### EXERCISE DESCRIPTION:
In your copy, include every line of the listing below exactly but none of the pictures.

>> Start WORKING DATA

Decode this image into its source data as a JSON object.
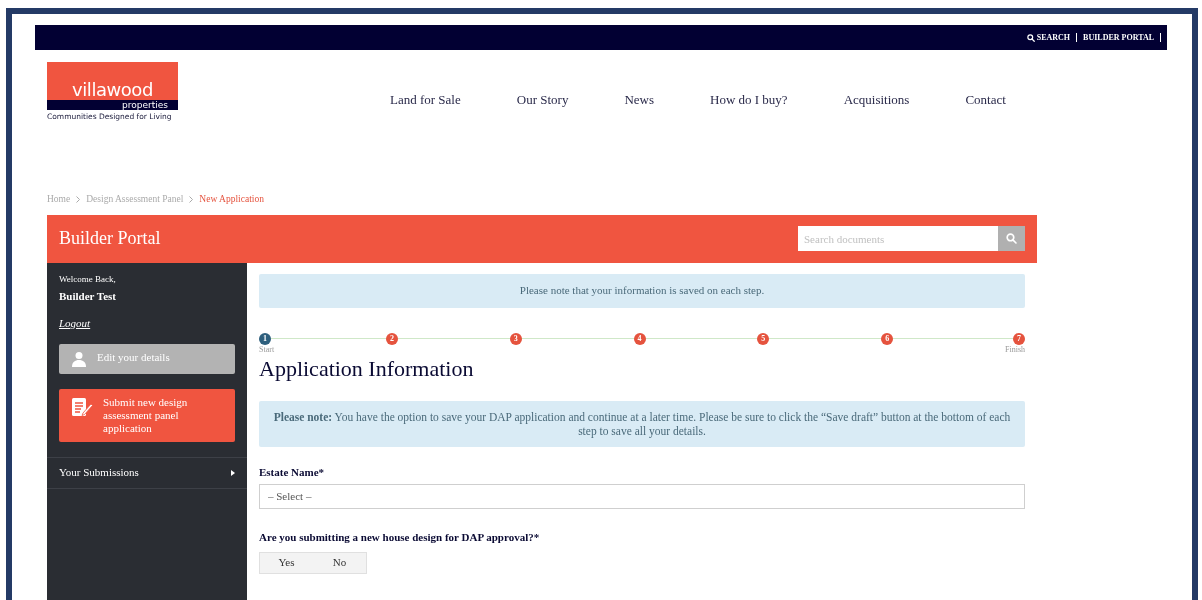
{
  "top_bar": {
    "links": [
      {
        "label": "SEARCH",
        "kind": "search"
      },
      {
        "label": "BUILDER PORTAL",
        "kind": "plain"
      }
    ]
  },
  "logo": {
    "name": "villawood",
    "sub": "properties",
    "tagline": "Communities Designed for Living"
  },
  "nav": [
    "Land for Sale",
    "Our Story",
    "News",
    "How do I buy?",
    "Acquisitions",
    "Contact"
  ],
  "breadcrumb": [
    {
      "label": "Home",
      "selected": false
    },
    {
      "label": "Design Assessment Panel",
      "selected": false
    },
    {
      "label": "New Application",
      "selected": true
    }
  ],
  "portal": {
    "title": "Builder Portal",
    "search": {
      "placeholder": "Search documents"
    }
  },
  "sidebar": {
    "welcome": "Welcome Back,",
    "user": "Builder Test",
    "logout": "Logout",
    "buttons": [
      {
        "label": "Edit your details",
        "kind": "person"
      },
      {
        "label": "Submit new design assessment panel application",
        "kind": "form"
      }
    ],
    "menu": [
      {
        "label": "Your Submissions"
      }
    ]
  },
  "notice": "Please note that your information is saved on each step.",
  "steps": [
    {
      "number": "1",
      "current": true,
      "label": "Start"
    },
    {
      "number": "2",
      "current": false
    },
    {
      "number": "3",
      "current": false
    },
    {
      "number": "4",
      "current": false
    },
    {
      "number": "5",
      "current": false
    },
    {
      "number": "6",
      "current": false
    },
    {
      "number": "7",
      "current": false,
      "label": "Finish"
    }
  ],
  "heading": "Application Information",
  "info": "**Please note:** You have the option to save your DAP application and continue at a later time. Please be sure to click the “Save draft” button at the bottom of each step to save all your details.",
  "form": {
    "estate": {
      "label": "Estate Name*",
      "placeholder": "– Select –"
    },
    "question": {
      "label": "Are you submitting a new house design for DAP approval?*",
      "options": [
        {
          "label": "Yes",
          "selected": false
        },
        {
          "label": "No",
          "selected": false
        }
      ]
    }
  }
}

>> End WORKING DATA

### PROBLEM SOLUTION:
Decode this image into its source data as a JSON object.
{
  "top_bar": {
    "links": [
      {
        "label": "SEARCH",
        "kind": "search"
      },
      {
        "label": "BUILDER PORTAL",
        "kind": "plain"
      }
    ]
  },
  "logo": {
    "name": "villawood",
    "sub": "properties",
    "tagline": "Communities Designed for Living"
  },
  "nav": [
    "Land for Sale",
    "Our Story",
    "News",
    "How do I buy?",
    "Acquisitions",
    "Contact"
  ],
  "breadcrumb": [
    {
      "label": "Home",
      "selected": false
    },
    {
      "label": "Design Assessment Panel",
      "selected": false
    },
    {
      "label": "New Application",
      "selected": true
    }
  ],
  "portal": {
    "title": "Builder Portal",
    "search": {
      "placeholder": "Search documents"
    }
  },
  "sidebar": {
    "welcome": "Welcome Back,",
    "user": "Builder Test",
    "logout": "Logout",
    "buttons": [
      {
        "label": "Edit your details",
        "kind": "person"
      },
      {
        "label": "Submit new design assessment panel application",
        "kind": "form"
      }
    ],
    "menu": [
      {
        "label": "Your Submissions"
      }
    ]
  },
  "notice": "Please note that your information is saved on each step.",
  "steps": [
    {
      "number": "1",
      "current": true,
      "label": "Start"
    },
    {
      "number": "2",
      "current": false
    },
    {
      "number": "3",
      "current": false
    },
    {
      "number": "4",
      "current": false
    },
    {
      "number": "5",
      "current": false
    },
    {
      "number": "6",
      "current": false
    },
    {
      "number": "7",
      "current": false,
      "label": "Finish"
    }
  ],
  "heading": "Application Information",
  "info": "**Please note:** You have the option to save your DAP application and continue at a later time. Please be sure to click the “Save draft” button at the bottom of each step to save all your details.",
  "form": {
    "estate": {
      "label": "Estate Name*",
      "placeholder": "– Select –"
    },
    "question": {
      "label": "Are you submitting a new house design for DAP approval?*",
      "options": [
        {
          "label": "Yes",
          "selected": false
        },
        {
          "label": "No",
          "selected": false
        }
      ]
    }
  }
}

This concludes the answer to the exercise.